# WHAT THE TASK ASKS
All of the records below should be output exactly.

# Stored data
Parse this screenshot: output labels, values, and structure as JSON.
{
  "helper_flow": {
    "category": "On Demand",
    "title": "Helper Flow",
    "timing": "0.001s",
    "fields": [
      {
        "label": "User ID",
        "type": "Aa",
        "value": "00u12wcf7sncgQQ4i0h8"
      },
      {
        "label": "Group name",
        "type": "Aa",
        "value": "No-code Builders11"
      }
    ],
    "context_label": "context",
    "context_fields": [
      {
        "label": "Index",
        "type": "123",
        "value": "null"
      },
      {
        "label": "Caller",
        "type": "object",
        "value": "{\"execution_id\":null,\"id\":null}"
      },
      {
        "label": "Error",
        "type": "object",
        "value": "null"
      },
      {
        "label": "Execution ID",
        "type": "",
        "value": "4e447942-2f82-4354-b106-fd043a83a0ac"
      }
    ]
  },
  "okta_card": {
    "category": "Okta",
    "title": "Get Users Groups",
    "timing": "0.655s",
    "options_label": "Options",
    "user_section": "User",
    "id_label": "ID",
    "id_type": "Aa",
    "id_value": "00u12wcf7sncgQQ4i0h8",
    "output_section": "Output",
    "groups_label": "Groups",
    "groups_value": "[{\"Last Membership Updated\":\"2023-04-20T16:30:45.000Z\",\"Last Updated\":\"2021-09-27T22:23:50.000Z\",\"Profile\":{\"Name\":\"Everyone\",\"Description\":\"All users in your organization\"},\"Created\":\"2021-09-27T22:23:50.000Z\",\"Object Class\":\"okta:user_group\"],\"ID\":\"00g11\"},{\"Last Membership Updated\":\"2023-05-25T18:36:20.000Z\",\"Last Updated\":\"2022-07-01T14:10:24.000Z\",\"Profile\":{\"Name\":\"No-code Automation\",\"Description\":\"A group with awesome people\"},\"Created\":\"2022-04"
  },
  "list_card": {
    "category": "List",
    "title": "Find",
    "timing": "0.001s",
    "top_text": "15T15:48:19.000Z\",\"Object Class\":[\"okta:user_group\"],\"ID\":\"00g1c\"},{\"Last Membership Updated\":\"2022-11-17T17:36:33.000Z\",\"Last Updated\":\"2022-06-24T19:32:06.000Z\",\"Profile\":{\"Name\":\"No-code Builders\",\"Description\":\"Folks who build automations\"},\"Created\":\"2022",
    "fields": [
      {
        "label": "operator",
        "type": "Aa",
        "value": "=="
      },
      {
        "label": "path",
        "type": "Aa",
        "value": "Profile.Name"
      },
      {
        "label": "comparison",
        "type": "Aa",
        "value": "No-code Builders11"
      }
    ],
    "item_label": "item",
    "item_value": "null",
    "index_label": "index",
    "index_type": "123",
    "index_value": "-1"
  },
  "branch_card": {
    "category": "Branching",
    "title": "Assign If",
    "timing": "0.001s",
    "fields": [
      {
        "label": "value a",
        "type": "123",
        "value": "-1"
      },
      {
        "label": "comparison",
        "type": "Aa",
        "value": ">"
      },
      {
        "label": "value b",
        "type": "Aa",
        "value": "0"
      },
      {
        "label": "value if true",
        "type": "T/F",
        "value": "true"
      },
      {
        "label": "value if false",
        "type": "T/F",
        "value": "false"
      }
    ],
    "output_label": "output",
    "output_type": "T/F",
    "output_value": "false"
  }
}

# EXPECTED OUTPUT
Parse this screenshot: output labels, values, and structure as JSON.
{
  "helper_flow": {
    "category": "On Demand",
    "title": "Helper Flow",
    "timing": "0.001s",
    "fields": [
      {
        "label": "User ID",
        "type": "Aa",
        "value": "00u12wcf7sncgQQ4i0h8"
      },
      {
        "label": "Group name",
        "type": "Aa",
        "value": "No-code Builders11"
      }
    ],
    "context_label": "context",
    "context_fields": [
      {
        "label": "Index",
        "type": "123",
        "value": "null"
      },
      {
        "label": "Caller",
        "type": "object",
        "value": "{\"execution_id\":null,\"id\":null}"
      },
      {
        "label": "Error",
        "type": "object",
        "value": "null"
      },
      {
        "label": "Execution ID",
        "type": "",
        "value": "4e447942-2f82-4354-b106-fd043a83a0ac"
      }
    ]
  },
  "okta_card": {
    "category": "Okta",
    "title": "Get Users Groups",
    "timing": "0.655s",
    "options_label": "Options",
    "user_section": "User",
    "id_label": "ID",
    "id_type": "Aa",
    "id_value": "00u12wcf7sncgQQ4i0h8",
    "output_section": "Output",
    "groups_label": "Groups",
    "groups_value": "[{\"Last Membership Updated\":\"2023-04-20T16:30:45.000Z\",\"Last Updated\":\"2021-09-27T22:23:50.000Z\",\"Profile\":{\"Name\":\"Everyone\",\"Description\":\"All users in your organization\"},\"Created\":\"2021-09-27T22:23:50.000Z\",\"Object Class\":\"okta:user_group\"],\"ID\":\"00g11\"},{\"Last Membership Updated\":\"2023-05-25T18:36:20.000Z\",\"Last Updated\":\"2022-07-01T14:10:24.000Z\",\"Profile\":{\"Name\":\"No-code Automation\",\"Description\":\"A group with awesome people\"},\"Created\":\"2022-04"
  },
  "list_card": {
    "category": "List",
    "title": "Find",
    "timing": "0.001s",
    "top_text": "15T15:48:19.000Z\",\"Object Class\":[\"okta:user_group\"],\"ID\":\"00g1c\"},{\"Last Membership Updated\":\"2022-11-17T17:36:33.000Z\",\"Last Updated\":\"2022-06-24T19:32:06.000Z\",\"Profile\":{\"Name\":\"No-code Builders\",\"Description\":\"Folks who build automations\"},\"Created\":\"2022",
    "fields": [
      {
        "label": "operator",
        "type": "Aa",
        "value": "=="
      },
      {
        "label": "path",
        "type": "Aa",
        "value": "Profile.Name"
      },
      {
        "label": "comparison",
        "type": "Aa",
        "value": "No-code Builders11"
      }
    ],
    "item_label": "item",
    "item_value": "null",
    "index_label": "index",
    "index_type": "123",
    "index_value": "-1"
  },
  "branch_card": {
    "category": "Branching",
    "title": "Assign If",
    "timing": "0.001s",
    "fields": [
      {
        "label": "value a",
        "type": "123",
        "value": "-1"
      },
      {
        "label": "comparison",
        "type": "Aa",
        "value": ">"
      },
      {
        "label": "value b",
        "type": "Aa",
        "value": "0"
      },
      {
        "label": "value if true",
        "type": "T/F",
        "value": "true"
      },
      {
        "label": "value if false",
        "type": "T/F",
        "value": "false"
      }
    ],
    "output_label": "output",
    "output_type": "T/F",
    "output_value": "false"
  }
}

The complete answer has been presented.